Task requirements
For the data below, work out how many lines contain the word "text" and supply only that number.

Data for the task
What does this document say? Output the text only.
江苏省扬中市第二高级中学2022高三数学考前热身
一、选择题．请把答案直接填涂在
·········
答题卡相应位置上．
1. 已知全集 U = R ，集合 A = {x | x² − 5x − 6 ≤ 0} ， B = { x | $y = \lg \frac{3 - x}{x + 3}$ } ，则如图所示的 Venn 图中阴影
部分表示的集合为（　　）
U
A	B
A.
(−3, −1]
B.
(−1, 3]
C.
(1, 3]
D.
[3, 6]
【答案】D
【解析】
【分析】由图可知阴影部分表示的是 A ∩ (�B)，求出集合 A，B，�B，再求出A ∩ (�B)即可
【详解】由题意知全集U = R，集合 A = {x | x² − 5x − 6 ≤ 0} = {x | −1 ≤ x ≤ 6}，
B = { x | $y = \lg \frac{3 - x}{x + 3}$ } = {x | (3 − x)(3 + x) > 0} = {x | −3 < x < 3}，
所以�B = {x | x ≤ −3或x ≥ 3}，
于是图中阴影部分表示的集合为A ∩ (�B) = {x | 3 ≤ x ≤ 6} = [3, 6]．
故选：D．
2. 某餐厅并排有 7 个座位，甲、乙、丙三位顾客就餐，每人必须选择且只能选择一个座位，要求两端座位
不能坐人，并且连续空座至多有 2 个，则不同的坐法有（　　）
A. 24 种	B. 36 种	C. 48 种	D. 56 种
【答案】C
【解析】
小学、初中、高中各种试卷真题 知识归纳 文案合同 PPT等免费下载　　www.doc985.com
---
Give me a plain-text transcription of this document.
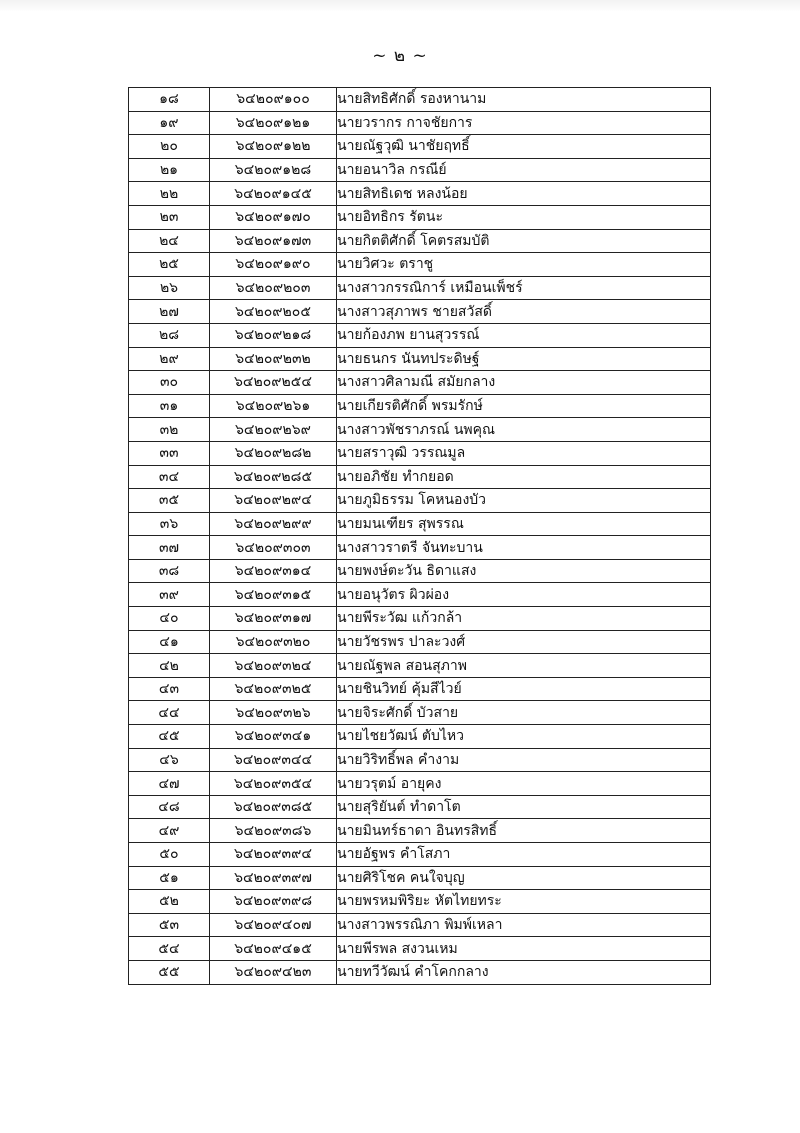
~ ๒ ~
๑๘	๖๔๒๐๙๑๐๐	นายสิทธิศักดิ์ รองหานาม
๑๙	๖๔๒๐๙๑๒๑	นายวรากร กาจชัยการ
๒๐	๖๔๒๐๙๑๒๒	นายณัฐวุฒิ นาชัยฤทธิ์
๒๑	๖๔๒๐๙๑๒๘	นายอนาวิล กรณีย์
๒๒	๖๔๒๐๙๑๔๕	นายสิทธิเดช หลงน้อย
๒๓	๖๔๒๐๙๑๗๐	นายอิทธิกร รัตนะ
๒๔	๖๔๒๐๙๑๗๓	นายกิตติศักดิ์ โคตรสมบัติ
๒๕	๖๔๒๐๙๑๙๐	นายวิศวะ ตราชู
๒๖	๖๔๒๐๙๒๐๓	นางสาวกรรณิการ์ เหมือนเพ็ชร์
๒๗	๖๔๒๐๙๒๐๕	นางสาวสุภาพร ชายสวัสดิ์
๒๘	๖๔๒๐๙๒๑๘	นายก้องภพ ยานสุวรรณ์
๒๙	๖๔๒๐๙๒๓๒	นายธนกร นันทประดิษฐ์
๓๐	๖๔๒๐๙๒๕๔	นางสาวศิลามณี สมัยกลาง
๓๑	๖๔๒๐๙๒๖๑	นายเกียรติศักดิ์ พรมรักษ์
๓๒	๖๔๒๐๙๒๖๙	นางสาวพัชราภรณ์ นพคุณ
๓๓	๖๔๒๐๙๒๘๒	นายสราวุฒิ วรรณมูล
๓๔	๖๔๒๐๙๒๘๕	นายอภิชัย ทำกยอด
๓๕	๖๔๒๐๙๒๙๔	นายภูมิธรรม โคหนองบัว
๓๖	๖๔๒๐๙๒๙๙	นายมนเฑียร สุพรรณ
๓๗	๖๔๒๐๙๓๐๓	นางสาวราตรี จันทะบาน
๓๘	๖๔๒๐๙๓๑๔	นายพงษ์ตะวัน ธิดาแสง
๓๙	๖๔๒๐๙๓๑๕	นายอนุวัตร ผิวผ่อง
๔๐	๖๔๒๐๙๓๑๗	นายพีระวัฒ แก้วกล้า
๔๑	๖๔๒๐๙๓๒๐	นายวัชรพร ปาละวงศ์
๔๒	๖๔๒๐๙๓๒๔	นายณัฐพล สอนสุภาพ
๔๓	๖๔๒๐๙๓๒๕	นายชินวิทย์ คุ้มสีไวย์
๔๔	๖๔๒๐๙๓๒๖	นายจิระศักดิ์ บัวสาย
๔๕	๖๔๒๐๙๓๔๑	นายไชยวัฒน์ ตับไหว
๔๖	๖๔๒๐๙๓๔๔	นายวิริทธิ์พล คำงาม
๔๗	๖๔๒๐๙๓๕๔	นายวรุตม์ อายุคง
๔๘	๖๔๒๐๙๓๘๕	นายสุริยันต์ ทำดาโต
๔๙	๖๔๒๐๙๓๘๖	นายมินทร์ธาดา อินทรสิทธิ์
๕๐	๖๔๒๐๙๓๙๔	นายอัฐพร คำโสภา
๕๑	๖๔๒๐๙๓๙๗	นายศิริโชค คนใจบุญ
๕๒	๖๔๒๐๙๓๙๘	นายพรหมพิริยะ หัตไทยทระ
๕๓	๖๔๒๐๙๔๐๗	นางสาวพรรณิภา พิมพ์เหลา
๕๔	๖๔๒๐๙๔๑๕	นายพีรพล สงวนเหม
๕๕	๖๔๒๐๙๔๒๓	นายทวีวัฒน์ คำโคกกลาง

Complete answer
2